*Brief*
Search the listing for the string "Financial" and copy every line that contains it.

*Records for this task*
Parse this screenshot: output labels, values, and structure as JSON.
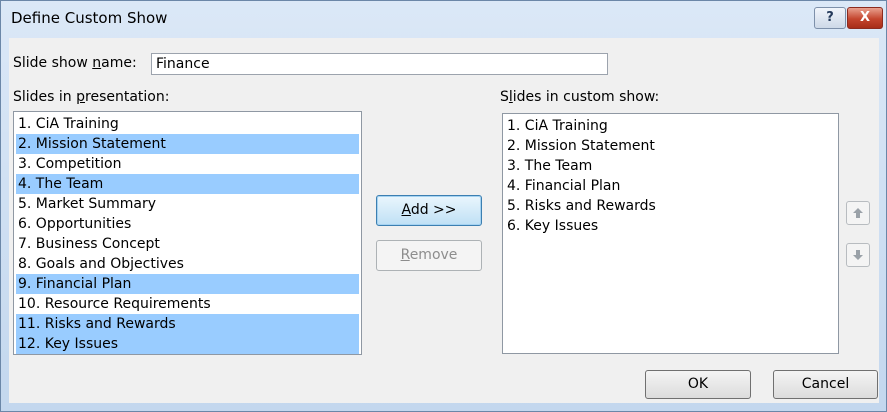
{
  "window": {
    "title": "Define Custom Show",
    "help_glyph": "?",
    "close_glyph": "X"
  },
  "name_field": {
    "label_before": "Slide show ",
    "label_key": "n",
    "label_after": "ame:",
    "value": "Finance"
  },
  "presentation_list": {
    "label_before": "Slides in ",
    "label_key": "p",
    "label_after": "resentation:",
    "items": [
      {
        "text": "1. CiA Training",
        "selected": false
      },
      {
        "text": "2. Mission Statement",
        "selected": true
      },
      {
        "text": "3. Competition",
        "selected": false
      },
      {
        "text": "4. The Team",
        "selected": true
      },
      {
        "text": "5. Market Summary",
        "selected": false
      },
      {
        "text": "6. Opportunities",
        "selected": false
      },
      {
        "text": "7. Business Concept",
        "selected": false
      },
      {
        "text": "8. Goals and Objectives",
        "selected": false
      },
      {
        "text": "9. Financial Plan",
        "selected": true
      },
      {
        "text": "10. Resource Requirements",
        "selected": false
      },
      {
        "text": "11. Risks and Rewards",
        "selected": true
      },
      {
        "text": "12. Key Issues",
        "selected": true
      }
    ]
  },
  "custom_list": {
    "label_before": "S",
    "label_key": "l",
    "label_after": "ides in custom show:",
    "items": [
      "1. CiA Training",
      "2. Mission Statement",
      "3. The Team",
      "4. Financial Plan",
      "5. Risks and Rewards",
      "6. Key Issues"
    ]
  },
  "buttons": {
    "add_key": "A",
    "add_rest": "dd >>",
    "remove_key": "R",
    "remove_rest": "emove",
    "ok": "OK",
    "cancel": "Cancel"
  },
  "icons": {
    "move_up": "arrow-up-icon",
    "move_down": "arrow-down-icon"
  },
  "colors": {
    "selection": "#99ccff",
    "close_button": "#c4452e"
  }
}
* * *
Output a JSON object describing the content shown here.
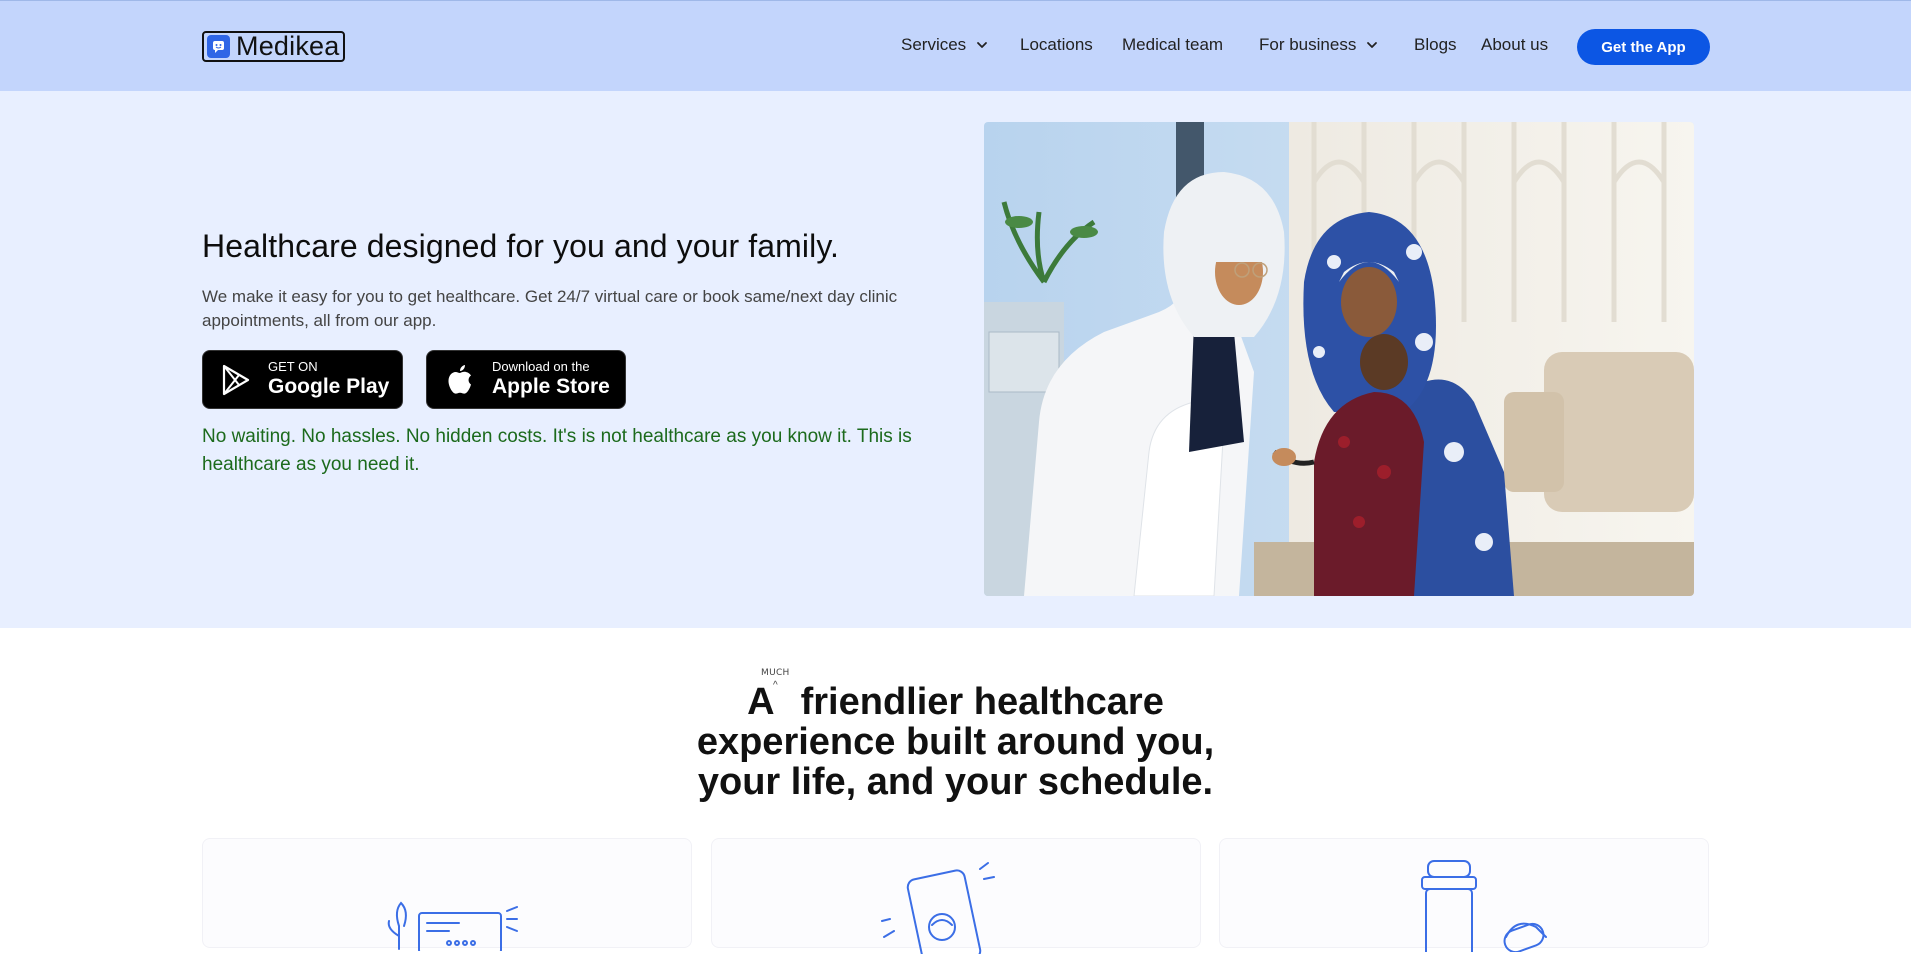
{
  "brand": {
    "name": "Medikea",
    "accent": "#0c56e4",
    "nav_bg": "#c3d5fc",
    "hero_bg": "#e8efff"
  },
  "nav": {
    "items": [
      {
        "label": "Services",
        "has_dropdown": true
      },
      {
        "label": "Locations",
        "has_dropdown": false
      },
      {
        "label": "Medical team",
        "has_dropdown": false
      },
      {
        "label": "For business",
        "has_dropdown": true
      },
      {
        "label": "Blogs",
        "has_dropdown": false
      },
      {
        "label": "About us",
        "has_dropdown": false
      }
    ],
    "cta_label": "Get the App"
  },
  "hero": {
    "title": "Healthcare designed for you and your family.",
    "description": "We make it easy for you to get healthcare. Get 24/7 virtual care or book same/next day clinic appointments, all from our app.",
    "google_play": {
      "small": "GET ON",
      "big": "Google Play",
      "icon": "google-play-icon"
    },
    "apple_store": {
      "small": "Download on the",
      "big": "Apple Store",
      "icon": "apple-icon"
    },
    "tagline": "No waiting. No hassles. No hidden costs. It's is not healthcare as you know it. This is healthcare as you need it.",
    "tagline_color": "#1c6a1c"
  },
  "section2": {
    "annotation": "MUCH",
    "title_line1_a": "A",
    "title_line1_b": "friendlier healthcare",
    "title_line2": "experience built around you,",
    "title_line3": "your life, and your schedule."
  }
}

*Finished task*
        "text": "9. Financial Plan",
      "4. Financial Plan",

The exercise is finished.